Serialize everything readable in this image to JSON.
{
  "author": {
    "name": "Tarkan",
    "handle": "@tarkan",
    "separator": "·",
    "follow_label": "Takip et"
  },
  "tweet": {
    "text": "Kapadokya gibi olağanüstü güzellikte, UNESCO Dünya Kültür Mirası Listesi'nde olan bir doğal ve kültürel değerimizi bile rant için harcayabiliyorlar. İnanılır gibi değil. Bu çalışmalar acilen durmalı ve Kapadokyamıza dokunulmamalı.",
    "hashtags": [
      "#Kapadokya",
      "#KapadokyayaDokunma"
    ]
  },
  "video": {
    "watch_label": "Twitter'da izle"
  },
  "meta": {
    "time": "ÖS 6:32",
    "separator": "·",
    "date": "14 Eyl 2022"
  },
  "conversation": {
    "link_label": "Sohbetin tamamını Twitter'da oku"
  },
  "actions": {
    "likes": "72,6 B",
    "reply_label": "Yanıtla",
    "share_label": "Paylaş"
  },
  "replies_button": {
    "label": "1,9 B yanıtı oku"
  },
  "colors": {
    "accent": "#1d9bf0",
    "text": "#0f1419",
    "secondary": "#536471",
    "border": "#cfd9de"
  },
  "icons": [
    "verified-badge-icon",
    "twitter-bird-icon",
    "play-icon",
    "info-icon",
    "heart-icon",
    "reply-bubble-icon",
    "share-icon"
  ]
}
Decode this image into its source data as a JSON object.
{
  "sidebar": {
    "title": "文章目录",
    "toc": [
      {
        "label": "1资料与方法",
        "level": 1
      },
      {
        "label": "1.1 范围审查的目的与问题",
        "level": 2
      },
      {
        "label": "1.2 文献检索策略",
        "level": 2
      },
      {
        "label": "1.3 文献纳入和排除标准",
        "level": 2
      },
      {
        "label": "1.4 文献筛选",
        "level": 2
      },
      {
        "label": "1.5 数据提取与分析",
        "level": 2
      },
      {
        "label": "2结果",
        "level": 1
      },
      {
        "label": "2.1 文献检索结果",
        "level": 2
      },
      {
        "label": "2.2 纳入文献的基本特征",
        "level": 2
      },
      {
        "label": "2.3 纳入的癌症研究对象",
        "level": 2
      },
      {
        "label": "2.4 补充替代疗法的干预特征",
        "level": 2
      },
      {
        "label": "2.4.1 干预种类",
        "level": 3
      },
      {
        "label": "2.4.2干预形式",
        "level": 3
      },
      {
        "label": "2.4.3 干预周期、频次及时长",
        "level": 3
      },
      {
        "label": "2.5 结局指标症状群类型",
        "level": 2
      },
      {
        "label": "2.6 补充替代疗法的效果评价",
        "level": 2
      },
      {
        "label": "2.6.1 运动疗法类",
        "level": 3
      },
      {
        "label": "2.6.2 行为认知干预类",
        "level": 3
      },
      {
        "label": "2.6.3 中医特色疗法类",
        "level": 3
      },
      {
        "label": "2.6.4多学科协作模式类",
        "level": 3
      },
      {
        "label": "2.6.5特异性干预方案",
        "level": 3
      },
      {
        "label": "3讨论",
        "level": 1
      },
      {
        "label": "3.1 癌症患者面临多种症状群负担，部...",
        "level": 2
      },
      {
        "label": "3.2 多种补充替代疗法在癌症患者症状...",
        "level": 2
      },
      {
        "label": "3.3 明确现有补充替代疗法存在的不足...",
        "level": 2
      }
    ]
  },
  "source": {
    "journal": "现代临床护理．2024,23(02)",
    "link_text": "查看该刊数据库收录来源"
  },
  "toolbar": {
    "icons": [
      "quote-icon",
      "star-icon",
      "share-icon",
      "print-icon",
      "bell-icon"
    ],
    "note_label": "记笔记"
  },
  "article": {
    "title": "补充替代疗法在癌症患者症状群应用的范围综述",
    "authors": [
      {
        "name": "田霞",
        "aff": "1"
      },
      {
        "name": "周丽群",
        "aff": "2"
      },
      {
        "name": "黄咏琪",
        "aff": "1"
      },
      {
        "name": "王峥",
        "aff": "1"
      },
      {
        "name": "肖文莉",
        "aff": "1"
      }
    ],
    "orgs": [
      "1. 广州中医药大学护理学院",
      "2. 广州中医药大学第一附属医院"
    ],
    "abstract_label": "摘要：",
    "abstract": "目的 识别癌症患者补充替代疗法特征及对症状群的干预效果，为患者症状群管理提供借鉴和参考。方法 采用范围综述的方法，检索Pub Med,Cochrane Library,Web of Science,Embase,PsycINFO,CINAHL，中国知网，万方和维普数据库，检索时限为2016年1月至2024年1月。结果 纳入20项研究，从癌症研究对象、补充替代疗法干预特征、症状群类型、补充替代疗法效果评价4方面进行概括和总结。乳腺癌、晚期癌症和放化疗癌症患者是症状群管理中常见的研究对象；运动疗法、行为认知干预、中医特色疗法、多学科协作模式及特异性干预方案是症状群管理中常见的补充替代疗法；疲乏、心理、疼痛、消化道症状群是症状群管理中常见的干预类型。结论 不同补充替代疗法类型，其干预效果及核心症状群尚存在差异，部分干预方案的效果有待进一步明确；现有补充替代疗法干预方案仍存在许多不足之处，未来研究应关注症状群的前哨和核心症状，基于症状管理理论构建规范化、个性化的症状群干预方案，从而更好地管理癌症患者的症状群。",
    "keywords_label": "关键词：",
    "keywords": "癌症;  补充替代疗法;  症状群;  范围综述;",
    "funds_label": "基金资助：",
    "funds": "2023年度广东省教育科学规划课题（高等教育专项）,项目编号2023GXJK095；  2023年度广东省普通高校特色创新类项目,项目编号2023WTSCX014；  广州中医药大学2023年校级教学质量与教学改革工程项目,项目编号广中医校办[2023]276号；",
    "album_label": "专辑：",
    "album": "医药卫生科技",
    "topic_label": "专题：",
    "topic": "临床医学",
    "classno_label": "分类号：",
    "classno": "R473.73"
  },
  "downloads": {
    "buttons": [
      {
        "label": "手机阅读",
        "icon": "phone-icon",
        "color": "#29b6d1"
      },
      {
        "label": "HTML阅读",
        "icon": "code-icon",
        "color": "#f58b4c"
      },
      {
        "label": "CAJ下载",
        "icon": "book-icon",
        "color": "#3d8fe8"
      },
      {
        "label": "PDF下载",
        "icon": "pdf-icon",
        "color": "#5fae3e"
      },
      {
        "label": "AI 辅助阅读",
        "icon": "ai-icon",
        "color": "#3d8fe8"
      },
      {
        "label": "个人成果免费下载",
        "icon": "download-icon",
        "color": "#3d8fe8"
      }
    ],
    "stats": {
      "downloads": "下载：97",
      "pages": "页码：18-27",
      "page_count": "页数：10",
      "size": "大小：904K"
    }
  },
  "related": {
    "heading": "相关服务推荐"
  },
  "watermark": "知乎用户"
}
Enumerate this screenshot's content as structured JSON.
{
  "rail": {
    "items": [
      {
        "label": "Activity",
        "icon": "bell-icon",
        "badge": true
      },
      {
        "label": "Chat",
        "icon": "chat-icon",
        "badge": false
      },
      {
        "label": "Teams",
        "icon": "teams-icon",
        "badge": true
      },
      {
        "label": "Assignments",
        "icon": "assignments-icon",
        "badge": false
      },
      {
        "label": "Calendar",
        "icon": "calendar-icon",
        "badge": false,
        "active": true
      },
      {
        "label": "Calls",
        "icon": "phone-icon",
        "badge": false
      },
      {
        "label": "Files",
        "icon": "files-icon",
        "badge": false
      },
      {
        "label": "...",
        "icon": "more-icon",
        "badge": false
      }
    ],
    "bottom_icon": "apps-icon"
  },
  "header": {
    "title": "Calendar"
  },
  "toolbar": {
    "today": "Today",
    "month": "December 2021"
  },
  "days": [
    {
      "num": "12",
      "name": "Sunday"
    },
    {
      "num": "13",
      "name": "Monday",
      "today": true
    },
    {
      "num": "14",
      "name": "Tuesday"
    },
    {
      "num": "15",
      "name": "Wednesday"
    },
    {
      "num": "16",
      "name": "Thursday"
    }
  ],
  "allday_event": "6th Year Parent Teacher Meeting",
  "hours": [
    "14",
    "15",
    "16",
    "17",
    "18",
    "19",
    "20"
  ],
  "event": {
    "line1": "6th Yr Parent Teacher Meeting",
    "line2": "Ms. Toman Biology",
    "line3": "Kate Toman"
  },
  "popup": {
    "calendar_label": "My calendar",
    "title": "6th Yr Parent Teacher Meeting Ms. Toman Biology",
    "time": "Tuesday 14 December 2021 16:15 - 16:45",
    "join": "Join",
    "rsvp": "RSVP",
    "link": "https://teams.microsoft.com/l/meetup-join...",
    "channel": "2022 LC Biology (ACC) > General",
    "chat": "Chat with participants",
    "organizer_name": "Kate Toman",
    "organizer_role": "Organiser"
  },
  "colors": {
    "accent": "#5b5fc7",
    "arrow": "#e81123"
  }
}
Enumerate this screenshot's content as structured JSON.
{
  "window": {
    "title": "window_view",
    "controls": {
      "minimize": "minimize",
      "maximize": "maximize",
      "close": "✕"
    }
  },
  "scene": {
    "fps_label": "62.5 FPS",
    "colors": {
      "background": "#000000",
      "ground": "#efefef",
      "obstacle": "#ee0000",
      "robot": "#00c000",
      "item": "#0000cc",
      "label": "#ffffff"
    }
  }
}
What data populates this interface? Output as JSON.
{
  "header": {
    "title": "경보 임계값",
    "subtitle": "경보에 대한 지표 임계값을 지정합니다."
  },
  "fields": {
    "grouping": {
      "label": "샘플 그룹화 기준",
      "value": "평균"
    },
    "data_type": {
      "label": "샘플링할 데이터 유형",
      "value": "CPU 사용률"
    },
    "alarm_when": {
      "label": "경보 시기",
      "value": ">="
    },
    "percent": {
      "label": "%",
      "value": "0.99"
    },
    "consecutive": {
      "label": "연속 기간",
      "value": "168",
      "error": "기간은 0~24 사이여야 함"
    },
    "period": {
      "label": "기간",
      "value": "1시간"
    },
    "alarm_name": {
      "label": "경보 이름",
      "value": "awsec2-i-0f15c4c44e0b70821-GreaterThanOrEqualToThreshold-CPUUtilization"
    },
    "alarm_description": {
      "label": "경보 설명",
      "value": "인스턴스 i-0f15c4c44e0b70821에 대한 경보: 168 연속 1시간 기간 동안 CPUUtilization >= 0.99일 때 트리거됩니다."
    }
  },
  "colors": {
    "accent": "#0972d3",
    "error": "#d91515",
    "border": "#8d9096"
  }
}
════
* Job:
Where a line holds the string "JSON", copy that line.

* Exercise answer:
Serialize everything readable in this image to JSON.
Decode this image into its source data as a JSON object.
Enumerate this screenshot's content as structured JSON.
Enumerate this screenshot's content as structured JSON.
What data populates this interface? Output as JSON.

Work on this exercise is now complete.